■ What the task requires: Transcribe every line, keeping it exact.

--

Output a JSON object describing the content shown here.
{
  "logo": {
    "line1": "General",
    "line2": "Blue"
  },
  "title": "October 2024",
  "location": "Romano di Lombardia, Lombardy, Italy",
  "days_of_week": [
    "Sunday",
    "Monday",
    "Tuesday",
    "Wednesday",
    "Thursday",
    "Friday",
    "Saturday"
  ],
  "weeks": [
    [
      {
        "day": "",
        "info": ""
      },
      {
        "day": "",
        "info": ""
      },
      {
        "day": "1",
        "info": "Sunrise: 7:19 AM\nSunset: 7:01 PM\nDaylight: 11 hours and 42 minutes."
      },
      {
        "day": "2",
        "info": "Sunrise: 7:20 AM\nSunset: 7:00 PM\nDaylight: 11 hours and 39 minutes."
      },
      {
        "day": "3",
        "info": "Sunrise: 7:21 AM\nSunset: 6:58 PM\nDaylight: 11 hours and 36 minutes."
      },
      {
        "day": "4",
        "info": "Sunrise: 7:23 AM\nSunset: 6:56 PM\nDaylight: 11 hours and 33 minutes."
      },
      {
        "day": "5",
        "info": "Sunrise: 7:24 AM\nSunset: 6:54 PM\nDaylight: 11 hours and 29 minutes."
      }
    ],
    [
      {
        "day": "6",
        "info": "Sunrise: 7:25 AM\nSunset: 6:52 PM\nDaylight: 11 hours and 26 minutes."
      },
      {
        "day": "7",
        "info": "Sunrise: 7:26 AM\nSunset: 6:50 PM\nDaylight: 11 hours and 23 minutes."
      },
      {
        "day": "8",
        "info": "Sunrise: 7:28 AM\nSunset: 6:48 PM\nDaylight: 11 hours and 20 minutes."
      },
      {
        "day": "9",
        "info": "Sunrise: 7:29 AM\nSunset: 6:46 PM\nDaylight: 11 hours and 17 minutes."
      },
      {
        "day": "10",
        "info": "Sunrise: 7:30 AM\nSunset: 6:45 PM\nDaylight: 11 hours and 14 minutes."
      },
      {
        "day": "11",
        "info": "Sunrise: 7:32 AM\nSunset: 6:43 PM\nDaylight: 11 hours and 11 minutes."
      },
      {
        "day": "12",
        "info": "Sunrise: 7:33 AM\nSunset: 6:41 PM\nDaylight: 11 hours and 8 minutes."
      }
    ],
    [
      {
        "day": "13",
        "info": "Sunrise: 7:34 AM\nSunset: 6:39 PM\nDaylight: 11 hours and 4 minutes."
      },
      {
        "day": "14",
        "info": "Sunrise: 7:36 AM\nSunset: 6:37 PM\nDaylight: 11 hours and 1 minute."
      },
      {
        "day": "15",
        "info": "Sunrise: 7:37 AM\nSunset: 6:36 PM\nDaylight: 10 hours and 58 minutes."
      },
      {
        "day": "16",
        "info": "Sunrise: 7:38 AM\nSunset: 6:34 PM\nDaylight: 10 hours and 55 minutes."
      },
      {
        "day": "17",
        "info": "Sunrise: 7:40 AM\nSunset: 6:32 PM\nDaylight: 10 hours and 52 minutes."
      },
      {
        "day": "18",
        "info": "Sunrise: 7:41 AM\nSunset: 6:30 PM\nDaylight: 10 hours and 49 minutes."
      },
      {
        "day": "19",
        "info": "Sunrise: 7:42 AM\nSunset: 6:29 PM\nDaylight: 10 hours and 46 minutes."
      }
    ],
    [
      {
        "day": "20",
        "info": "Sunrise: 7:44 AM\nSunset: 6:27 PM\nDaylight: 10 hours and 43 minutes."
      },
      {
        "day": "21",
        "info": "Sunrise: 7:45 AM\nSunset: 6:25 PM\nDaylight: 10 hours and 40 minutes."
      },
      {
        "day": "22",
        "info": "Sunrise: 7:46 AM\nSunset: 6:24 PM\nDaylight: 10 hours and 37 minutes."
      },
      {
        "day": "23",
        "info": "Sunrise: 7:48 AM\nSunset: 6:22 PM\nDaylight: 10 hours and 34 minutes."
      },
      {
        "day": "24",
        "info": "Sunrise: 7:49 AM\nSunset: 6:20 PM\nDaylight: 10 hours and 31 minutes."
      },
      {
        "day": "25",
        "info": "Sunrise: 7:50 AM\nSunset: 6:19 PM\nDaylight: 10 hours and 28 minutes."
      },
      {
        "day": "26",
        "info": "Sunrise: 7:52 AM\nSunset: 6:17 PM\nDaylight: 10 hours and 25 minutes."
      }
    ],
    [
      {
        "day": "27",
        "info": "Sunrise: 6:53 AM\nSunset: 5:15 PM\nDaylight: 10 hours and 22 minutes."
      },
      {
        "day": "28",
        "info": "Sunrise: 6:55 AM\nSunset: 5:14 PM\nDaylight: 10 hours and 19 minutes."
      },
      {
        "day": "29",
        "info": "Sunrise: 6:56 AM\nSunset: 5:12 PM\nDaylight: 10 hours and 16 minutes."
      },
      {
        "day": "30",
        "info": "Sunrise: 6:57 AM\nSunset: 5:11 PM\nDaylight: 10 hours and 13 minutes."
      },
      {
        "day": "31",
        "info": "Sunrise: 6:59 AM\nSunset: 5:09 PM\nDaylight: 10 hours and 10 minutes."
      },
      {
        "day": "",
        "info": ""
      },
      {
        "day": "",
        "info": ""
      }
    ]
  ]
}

--

■ Answer in full:
Output a JSON object describing the content shown here.
{
  "logo": {
    "line1": "General",
    "line2": "Blue"
  },
  "title": "October 2024",
  "location": "Romano di Lombardia, Lombardy, Italy",
  "days_of_week": [
    "Sunday",
    "Monday",
    "Tuesday",
    "Wednesday",
    "Thursday",
    "Friday",
    "Saturday"
  ],
  "weeks": [
    [
      {
        "day": "",
        "info": ""
      },
      {
        "day": "",
        "info": ""
      },
      {
        "day": "1",
        "info": "Sunrise: 7:19 AM\nSunset: 7:01 PM\nDaylight: 11 hours and 42 minutes."
      },
      {
        "day": "2",
        "info": "Sunrise: 7:20 AM\nSunset: 7:00 PM\nDaylight: 11 hours and 39 minutes."
      },
      {
        "day": "3",
        "info": "Sunrise: 7:21 AM\nSunset: 6:58 PM\nDaylight: 11 hours and 36 minutes."
      },
      {
        "day": "4",
        "info": "Sunrise: 7:23 AM\nSunset: 6:56 PM\nDaylight: 11 hours and 33 minutes."
      },
      {
        "day": "5",
        "info": "Sunrise: 7:24 AM\nSunset: 6:54 PM\nDaylight: 11 hours and 29 minutes."
      }
    ],
    [
      {
        "day": "6",
        "info": "Sunrise: 7:25 AM\nSunset: 6:52 PM\nDaylight: 11 hours and 26 minutes."
      },
      {
        "day": "7",
        "info": "Sunrise: 7:26 AM\nSunset: 6:50 PM\nDaylight: 11 hours and 23 minutes."
      },
      {
        "day": "8",
        "info": "Sunrise: 7:28 AM\nSunset: 6:48 PM\nDaylight: 11 hours and 20 minutes."
      },
      {
        "day": "9",
        "info": "Sunrise: 7:29 AM\nSunset: 6:46 PM\nDaylight: 11 hours and 17 minutes."
      },
      {
        "day": "10",
        "info": "Sunrise: 7:30 AM\nSunset: 6:45 PM\nDaylight: 11 hours and 14 minutes."
      },
      {
        "day": "11",
        "info": "Sunrise: 7:32 AM\nSunset: 6:43 PM\nDaylight: 11 hours and 11 minutes."
      },
      {
        "day": "12",
        "info": "Sunrise: 7:33 AM\nSunset: 6:41 PM\nDaylight: 11 hours and 8 minutes."
      }
    ],
    [
      {
        "day": "13",
        "info": "Sunrise: 7:34 AM\nSunset: 6:39 PM\nDaylight: 11 hours and 4 minutes."
      },
      {
        "day": "14",
        "info": "Sunrise: 7:36 AM\nSunset: 6:37 PM\nDaylight: 11 hours and 1 minute."
      },
      {
        "day": "15",
        "info": "Sunrise: 7:37 AM\nSunset: 6:36 PM\nDaylight: 10 hours and 58 minutes."
      },
      {
        "day": "16",
        "info": "Sunrise: 7:38 AM\nSunset: 6:34 PM\nDaylight: 10 hours and 55 minutes."
      },
      {
        "day": "17",
        "info": "Sunrise: 7:40 AM\nSunset: 6:32 PM\nDaylight: 10 hours and 52 minutes."
      },
      {
        "day": "18",
        "info": "Sunrise: 7:41 AM\nSunset: 6:30 PM\nDaylight: 10 hours and 49 minutes."
      },
      {
        "day": "19",
        "info": "Sunrise: 7:42 AM\nSunset: 6:29 PM\nDaylight: 10 hours and 46 minutes."
      }
    ],
    [
      {
        "day": "20",
        "info": "Sunrise: 7:44 AM\nSunset: 6:27 PM\nDaylight: 10 hours and 43 minutes."
      },
      {
        "day": "21",
        "info": "Sunrise: 7:45 AM\nSunset: 6:25 PM\nDaylight: 10 hours and 40 minutes."
      },
      {
        "day": "22",
        "info": "Sunrise: 7:46 AM\nSunset: 6:24 PM\nDaylight: 10 hours and 37 minutes."
      },
      {
        "day": "23",
        "info": "Sunrise: 7:48 AM\nSunset: 6:22 PM\nDaylight: 10 hours and 34 minutes."
      },
      {
        "day": "24",
        "info": "Sunrise: 7:49 AM\nSunset: 6:20 PM\nDaylight: 10 hours and 31 minutes."
      },
      {
        "day": "25",
        "info": "Sunrise: 7:50 AM\nSunset: 6:19 PM\nDaylight: 10 hours and 28 minutes."
      },
      {
        "day": "26",
        "info": "Sunrise: 7:52 AM\nSunset: 6:17 PM\nDaylight: 10 hours and 25 minutes."
      }
    ],
    [
      {
        "day": "27",
        "info": "Sunrise: 6:53 AM\nSunset: 5:15 PM\nDaylight: 10 hours and 22 minutes."
      },
      {
        "day": "28",
        "info": "Sunrise: 6:55 AM\nSunset: 5:14 PM\nDaylight: 10 hours and 19 minutes."
      },
      {
        "day": "29",
        "info": "Sunrise: 6:56 AM\nSunset: 5:12 PM\nDaylight: 10 hours and 16 minutes."
      },
      {
        "day": "30",
        "info": "Sunrise: 6:57 AM\nSunset: 5:11 PM\nDaylight: 10 hours and 13 minutes."
      },
      {
        "day": "31",
        "info": "Sunrise: 6:59 AM\nSunset: 5:09 PM\nDaylight: 10 hours and 10 minutes."
      },
      {
        "day": "",
        "info": ""
      },
      {
        "day": "",
        "info": ""
      }
    ]
  ]
}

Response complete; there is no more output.